▶ [REQUIRED TASK] Restate the entries below verbatim.

[Stored entries]
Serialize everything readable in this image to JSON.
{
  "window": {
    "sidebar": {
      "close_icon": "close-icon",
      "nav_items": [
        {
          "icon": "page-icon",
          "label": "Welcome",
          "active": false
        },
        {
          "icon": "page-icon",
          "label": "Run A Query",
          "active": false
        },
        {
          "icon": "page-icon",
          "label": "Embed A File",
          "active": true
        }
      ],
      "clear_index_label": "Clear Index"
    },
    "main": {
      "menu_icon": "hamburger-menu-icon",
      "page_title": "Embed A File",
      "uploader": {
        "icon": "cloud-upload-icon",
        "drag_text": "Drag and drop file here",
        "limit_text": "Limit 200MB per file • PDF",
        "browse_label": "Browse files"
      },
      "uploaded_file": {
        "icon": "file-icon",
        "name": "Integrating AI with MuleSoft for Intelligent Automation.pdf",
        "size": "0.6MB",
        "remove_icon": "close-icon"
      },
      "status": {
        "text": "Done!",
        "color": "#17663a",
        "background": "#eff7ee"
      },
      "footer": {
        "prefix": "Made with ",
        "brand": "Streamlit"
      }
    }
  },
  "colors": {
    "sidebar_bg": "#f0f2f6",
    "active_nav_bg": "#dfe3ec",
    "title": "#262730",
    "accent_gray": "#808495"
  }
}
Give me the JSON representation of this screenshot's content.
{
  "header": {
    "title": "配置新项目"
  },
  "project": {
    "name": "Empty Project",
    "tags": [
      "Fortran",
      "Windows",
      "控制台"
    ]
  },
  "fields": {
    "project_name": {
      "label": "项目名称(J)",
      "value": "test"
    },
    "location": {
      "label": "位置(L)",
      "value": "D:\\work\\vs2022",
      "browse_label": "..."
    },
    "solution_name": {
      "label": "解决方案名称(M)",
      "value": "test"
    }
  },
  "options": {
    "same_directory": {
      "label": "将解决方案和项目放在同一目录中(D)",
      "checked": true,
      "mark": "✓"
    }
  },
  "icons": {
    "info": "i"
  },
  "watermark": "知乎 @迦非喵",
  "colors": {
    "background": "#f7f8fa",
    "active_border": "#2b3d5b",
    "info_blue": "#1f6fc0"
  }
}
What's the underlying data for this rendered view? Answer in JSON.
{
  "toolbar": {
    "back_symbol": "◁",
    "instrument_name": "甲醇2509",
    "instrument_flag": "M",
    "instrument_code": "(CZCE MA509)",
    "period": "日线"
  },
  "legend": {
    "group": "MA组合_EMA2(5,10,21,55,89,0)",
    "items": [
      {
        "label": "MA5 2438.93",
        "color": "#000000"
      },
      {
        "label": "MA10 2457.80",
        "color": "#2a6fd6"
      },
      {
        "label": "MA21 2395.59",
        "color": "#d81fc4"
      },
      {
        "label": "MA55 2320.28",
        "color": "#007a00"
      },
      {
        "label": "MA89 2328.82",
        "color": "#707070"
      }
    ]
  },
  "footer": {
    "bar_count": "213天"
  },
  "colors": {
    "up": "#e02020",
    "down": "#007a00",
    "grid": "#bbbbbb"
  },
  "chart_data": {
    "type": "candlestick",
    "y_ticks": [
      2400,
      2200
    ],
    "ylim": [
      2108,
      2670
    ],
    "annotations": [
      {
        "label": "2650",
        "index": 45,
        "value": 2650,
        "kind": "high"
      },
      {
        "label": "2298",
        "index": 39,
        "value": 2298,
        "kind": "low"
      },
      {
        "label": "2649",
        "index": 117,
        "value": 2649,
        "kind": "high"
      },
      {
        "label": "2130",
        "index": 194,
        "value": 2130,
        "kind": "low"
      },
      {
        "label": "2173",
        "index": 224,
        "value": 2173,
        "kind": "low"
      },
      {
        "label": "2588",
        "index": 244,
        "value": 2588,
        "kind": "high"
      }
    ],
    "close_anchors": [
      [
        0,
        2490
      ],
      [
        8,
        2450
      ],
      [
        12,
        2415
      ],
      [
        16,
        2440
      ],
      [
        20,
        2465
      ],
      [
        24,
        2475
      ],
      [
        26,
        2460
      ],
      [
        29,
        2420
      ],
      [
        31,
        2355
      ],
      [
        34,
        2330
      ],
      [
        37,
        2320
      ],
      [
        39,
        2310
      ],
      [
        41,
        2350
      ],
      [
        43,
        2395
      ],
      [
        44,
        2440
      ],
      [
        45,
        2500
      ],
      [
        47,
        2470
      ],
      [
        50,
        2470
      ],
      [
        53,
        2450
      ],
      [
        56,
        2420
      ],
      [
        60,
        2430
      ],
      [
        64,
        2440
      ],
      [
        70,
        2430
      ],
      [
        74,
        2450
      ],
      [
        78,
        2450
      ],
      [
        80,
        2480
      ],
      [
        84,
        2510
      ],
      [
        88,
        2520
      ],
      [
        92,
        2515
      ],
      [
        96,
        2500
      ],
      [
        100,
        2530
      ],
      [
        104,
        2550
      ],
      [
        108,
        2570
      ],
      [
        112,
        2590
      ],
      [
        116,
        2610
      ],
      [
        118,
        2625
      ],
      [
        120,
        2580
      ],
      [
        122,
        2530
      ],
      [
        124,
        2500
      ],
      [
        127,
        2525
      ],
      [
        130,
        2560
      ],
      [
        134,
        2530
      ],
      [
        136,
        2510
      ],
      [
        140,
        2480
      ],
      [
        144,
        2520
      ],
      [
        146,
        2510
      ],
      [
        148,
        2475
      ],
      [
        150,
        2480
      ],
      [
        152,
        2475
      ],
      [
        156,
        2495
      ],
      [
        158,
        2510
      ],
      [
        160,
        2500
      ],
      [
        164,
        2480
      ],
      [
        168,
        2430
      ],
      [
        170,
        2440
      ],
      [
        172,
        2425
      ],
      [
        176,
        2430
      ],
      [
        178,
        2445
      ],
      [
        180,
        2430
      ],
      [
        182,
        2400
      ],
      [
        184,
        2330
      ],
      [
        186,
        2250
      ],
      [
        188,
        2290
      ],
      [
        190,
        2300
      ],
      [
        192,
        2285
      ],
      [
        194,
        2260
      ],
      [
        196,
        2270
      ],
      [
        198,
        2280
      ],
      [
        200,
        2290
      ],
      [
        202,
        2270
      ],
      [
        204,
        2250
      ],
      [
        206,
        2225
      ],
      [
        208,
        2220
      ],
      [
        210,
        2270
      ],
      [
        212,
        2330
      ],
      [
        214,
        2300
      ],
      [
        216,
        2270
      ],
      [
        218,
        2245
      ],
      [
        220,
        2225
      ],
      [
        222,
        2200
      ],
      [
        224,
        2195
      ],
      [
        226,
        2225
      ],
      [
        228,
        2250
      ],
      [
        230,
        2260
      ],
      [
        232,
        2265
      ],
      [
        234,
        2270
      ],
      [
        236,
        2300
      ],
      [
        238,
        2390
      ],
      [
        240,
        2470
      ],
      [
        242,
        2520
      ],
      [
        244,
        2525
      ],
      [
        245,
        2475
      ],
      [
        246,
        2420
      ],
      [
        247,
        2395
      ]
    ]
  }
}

▶ [ANSWER TO THE PROBLEM]
Serialize everything readable in this image to JSON.
{
  "window": {
    "sidebar": {
      "close_icon": "close-icon",
      "nav_items": [
        {
          "icon": "page-icon",
          "label": "Welcome",
          "active": false
        },
        {
          "icon": "page-icon",
          "label": "Run A Query",
          "active": false
        },
        {
          "icon": "page-icon",
          "label": "Embed A File",
          "active": true
        }
      ],
      "clear_index_label": "Clear Index"
    },
    "main": {
      "menu_icon": "hamburger-menu-icon",
      "page_title": "Embed A File",
      "uploader": {
        "icon": "cloud-upload-icon",
        "drag_text": "Drag and drop file here",
        "limit_text": "Limit 200MB per file • PDF",
        "browse_label": "Browse files"
      },
      "uploaded_file": {
        "icon": "file-icon",
        "name": "Integrating AI with MuleSoft for Intelligent Automation.pdf",
        "size": "0.6MB",
        "remove_icon": "close-icon"
      },
      "status": {
        "text": "Done!",
        "color": "#17663a",
        "background": "#eff7ee"
      },
      "footer": {
        "prefix": "Made with ",
        "brand": "Streamlit"
      }
    }
  },
  "colors": {
    "sidebar_bg": "#f0f2f6",
    "active_nav_bg": "#dfe3ec",
    "title": "#262730",
    "accent_gray": "#808495"
  }
}
Give me the JSON representation of this screenshot's content.
{
  "header": {
    "title": "配置新项目"
  },
  "project": {
    "name": "Empty Project",
    "tags": [
      "Fortran",
      "Windows",
      "控制台"
    ]
  },
  "fields": {
    "project_name": {
      "label": "项目名称(J)",
      "value": "test"
    },
    "location": {
      "label": "位置(L)",
      "value": "D:\\work\\vs2022",
      "browse_label": "..."
    },
    "solution_name": {
      "label": "解决方案名称(M)",
      "value": "test"
    }
  },
  "options": {
    "same_directory": {
      "label": "将解决方案和项目放在同一目录中(D)",
      "checked": true,
      "mark": "✓"
    }
  },
  "icons": {
    "info": "i"
  },
  "watermark": "知乎 @迦非喵",
  "colors": {
    "background": "#f7f8fa",
    "active_border": "#2b3d5b",
    "info_blue": "#1f6fc0"
  }
}
What's the underlying data for this rendered view? Answer in JSON.
{
  "toolbar": {
    "back_symbol": "◁",
    "instrument_name": "甲醇2509",
    "instrument_flag": "M",
    "instrument_code": "(CZCE MA509)",
    "period": "日线"
  },
  "legend": {
    "group": "MA组合_EMA2(5,10,21,55,89,0)",
    "items": [
      {
        "label": "MA5 2438.93",
        "color": "#000000"
      },
      {
        "label": "MA10 2457.80",
        "color": "#2a6fd6"
      },
      {
        "label": "MA21 2395.59",
        "color": "#d81fc4"
      },
      {
        "label": "MA55 2320.28",
        "color": "#007a00"
      },
      {
        "label": "MA89 2328.82",
        "color": "#707070"
      }
    ]
  },
  "footer": {
    "bar_count": "213天"
  },
  "colors": {
    "up": "#e02020",
    "down": "#007a00",
    "grid": "#bbbbbb"
  },
  "chart_data": {
    "type": "candlestick",
    "y_ticks": [
      2400,
      2200
    ],
    "ylim": [
      2108,
      2670
    ],
    "annotations": [
      {
        "label": "2650",
        "index": 45,
        "value": 2650,
        "kind": "high"
      },
      {
        "label": "2298",
        "index": 39,
        "value": 2298,
        "kind": "low"
      },
      {
        "label": "2649",
        "index": 117,
        "value": 2649,
        "kind": "high"
      },
      {
        "label": "2130",
        "index": 194,
        "value": 2130,
        "kind": "low"
      },
      {
        "label": "2173",
        "index": 224,
        "value": 2173,
        "kind": "low"
      },
      {
        "label": "2588",
        "index": 244,
        "value": 2588,
        "kind": "high"
      }
    ],
    "close_anchors": [
      [
        0,
        2490
      ],
      [
        8,
        2450
      ],
      [
        12,
        2415
      ],
      [
        16,
        2440
      ],
      [
        20,
        2465
      ],
      [
        24,
        2475
      ],
      [
        26,
        2460
      ],
      [
        29,
        2420
      ],
      [
        31,
        2355
      ],
      [
        34,
        2330
      ],
      [
        37,
        2320
      ],
      [
        39,
        2310
      ],
      [
        41,
        2350
      ],
      [
        43,
        2395
      ],
      [
        44,
        2440
      ],
      [
        45,
        2500
      ],
      [
        47,
        2470
      ],
      [
        50,
        2470
      ],
      [
        53,
        2450
      ],
      [
        56,
        2420
      ],
      [
        60,
        2430
      ],
      [
        64,
        2440
      ],
      [
        70,
        2430
      ],
      [
        74,
        2450
      ],
      [
        78,
        2450
      ],
      [
        80,
        2480
      ],
      [
        84,
        2510
      ],
      [
        88,
        2520
      ],
      [
        92,
        2515
      ],
      [
        96,
        2500
      ],
      [
        100,
        2530
      ],
      [
        104,
        2550
      ],
      [
        108,
        2570
      ],
      [
        112,
        2590
      ],
      [
        116,
        2610
      ],
      [
        118,
        2625
      ],
      [
        120,
        2580
      ],
      [
        122,
        2530
      ],
      [
        124,
        2500
      ],
      [
        127,
        2525
      ],
      [
        130,
        2560
      ],
      [
        134,
        2530
      ],
      [
        136,
        2510
      ],
      [
        140,
        2480
      ],
      [
        144,
        2520
      ],
      [
        146,
        2510
      ],
      [
        148,
        2475
      ],
      [
        150,
        2480
      ],
      [
        152,
        2475
      ],
      [
        156,
        2495
      ],
      [
        158,
        2510
      ],
      [
        160,
        2500
      ],
      [
        164,
        2480
      ],
      [
        168,
        2430
      ],
      [
        170,
        2440
      ],
      [
        172,
        2425
      ],
      [
        176,
        2430
      ],
      [
        178,
        2445
      ],
      [
        180,
        2430
      ],
      [
        182,
        2400
      ],
      [
        184,
        2330
      ],
      [
        186,
        2250
      ],
      [
        188,
        2290
      ],
      [
        190,
        2300
      ],
      [
        192,
        2285
      ],
      [
        194,
        2260
      ],
      [
        196,
        2270
      ],
      [
        198,
        2280
      ],
      [
        200,
        2290
      ],
      [
        202,
        2270
      ],
      [
        204,
        2250
      ],
      [
        206,
        2225
      ],
      [
        208,
        2220
      ],
      [
        210,
        2270
      ],
      [
        212,
        2330
      ],
      [
        214,
        2300
      ],
      [
        216,
        2270
      ],
      [
        218,
        2245
      ],
      [
        220,
        2225
      ],
      [
        222,
        2200
      ],
      [
        224,
        2195
      ],
      [
        226,
        2225
      ],
      [
        228,
        2250
      ],
      [
        230,
        2260
      ],
      [
        232,
        2265
      ],
      [
        234,
        2270
      ],
      [
        236,
        2300
      ],
      [
        238,
        2390
      ],
      [
        240,
        2470
      ],
      [
        242,
        2520
      ],
      [
        244,
        2525
      ],
      [
        245,
        2475
      ],
      [
        246,
        2420
      ],
      [
        247,
        2395
      ]
    ]
  }
}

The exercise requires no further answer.